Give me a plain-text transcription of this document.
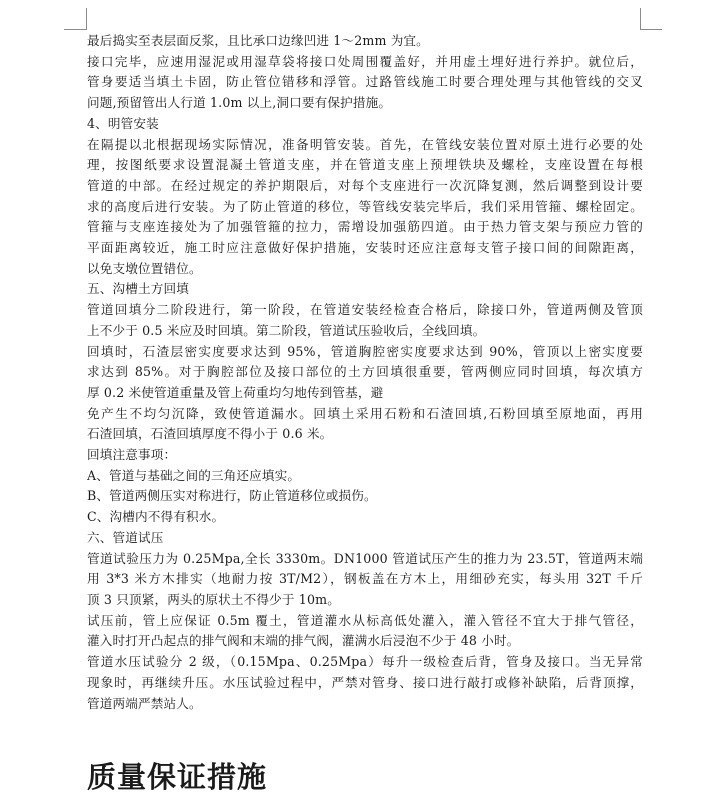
最后捣实至表层面反浆，且比承口边缘凹进 1～2mm 为宜。

接口完毕，应速用湿泥或用湿草袋将接口处周围覆盖好，并用虚土埋好进行养护。就位后，

管身要适当填土卡固，防止管位错移和浮管。过路管线施工时要合理处理与其他管线的交叉

问题,预留管出人行道 1.0m 以上,洞口要有保护措施。

4、明管安装

在隔提以北根据现场实际情况，准备明管安装。首先，在管线安装位置对原土进行必要的处

理，按图纸要求设置混凝土管道支座，并在管道支座上预埋铁块及螺栓，支座设置在每根

管道的中部。在经过规定的养护期限后，对每个支座进行一次沉降复测，然后调整到设计要

求的高度后进行安装。为了防止管道的移位，等管线安装完毕后，我们采用管箍、螺栓固定。

管箍与支座连接处为了加强管箍的拉力，需增设加强筋四道。由于热力管支架与预应力管的

平面距离较近，施工时应注意做好保护措施，安装时还应注意每支管子接口间的间隙距离，

以免支墩位置错位。

五、沟槽土方回填

管道回填分二阶段进行，第一阶段，在管道安装经检查合格后，除接口外，管道两侧及管顶

上不少于 0.5 米应及时回填。第二阶段，管道试压验收后，全线回填。

回填时，石渣层密实度要求达到 95%，管道胸腔密实度要求达到 90%，管顶以上密实度要

求达到 85%。对于胸腔部位及接口部位的土方回填很重要，管两侧应同时回填，每次填方

厚 0.2 米使管道重量及管上荷重均匀地传到管基，避

免产生不均匀沉降，致使管道漏水。回填土采用石粉和石渣回填,石粉回填至原地面，再用

石渣回填，石渣回填厚度不得小于 0.6 米。

回填注意事项：

A、管道与基础之间的三角还应填实。

B、管道两侧压实对称进行，防止管道移位或损伤。

C、沟槽内不得有积水。

六、管道试压

管道试验压力为 0.25Mpa,全长 3330m。DN1000 管道试压产生的推力为 23.5T，管道两末端

用 3*3 米方木排实（地耐力按 3T/M2），钢板盖在方木上，用细砂充实，每头用 32T 千斤

顶 3 只顶紧，两头的原状土不得少于 10m。

试压前，管上应保证 0.5m 覆土，管道灌水从标高低处灌入，灌入管径不宜大于排气管径，

灌入时打开凸起点的排气阀和末端的排气阀，灌满水后浸泡不少于 48 小时。

管道水压试验分 2 级，（0.15Mpa、0.25Mpa）每升一级检查后背，管身及接口。当无异常

现象时，再继续升压。水压试验过程中，严禁对管身、接口进行敲打或修补缺陷，后背顶撑，

管道两端严禁站人。

质量保证措施
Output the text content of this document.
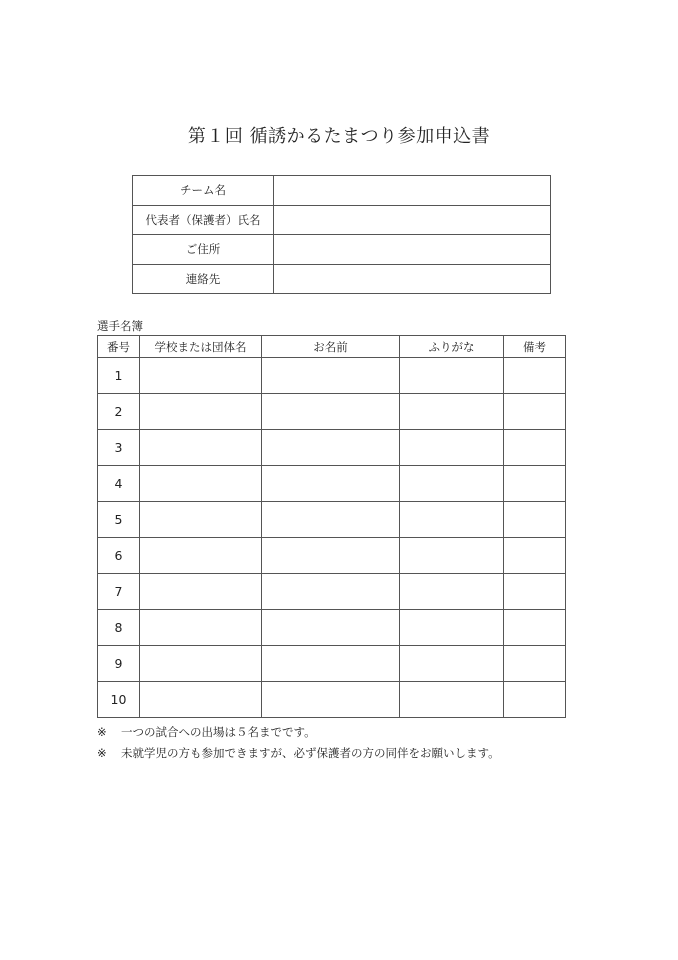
第１回 循誘かるたまつり参加申込書
チーム名	
代表者（保護者）氏名	
ご住所	
連絡先	
選手名簿
番号	学校または団体名	お名前	ふりがな	備考
1				
2				
3				
4				
5				
6				
7				
8				
9				
10				
※ 一つの試合への出場は５名までです。
※ 未就学児の方も参加できますが、必ず保護者の方の同伴をお願いします。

____

▶ _Exercise_
Pull out all lines containing the word "this" from the entries above.

▶ _Correct answer_
Give me a plain-text transcription of this document.
Output the text content of this document.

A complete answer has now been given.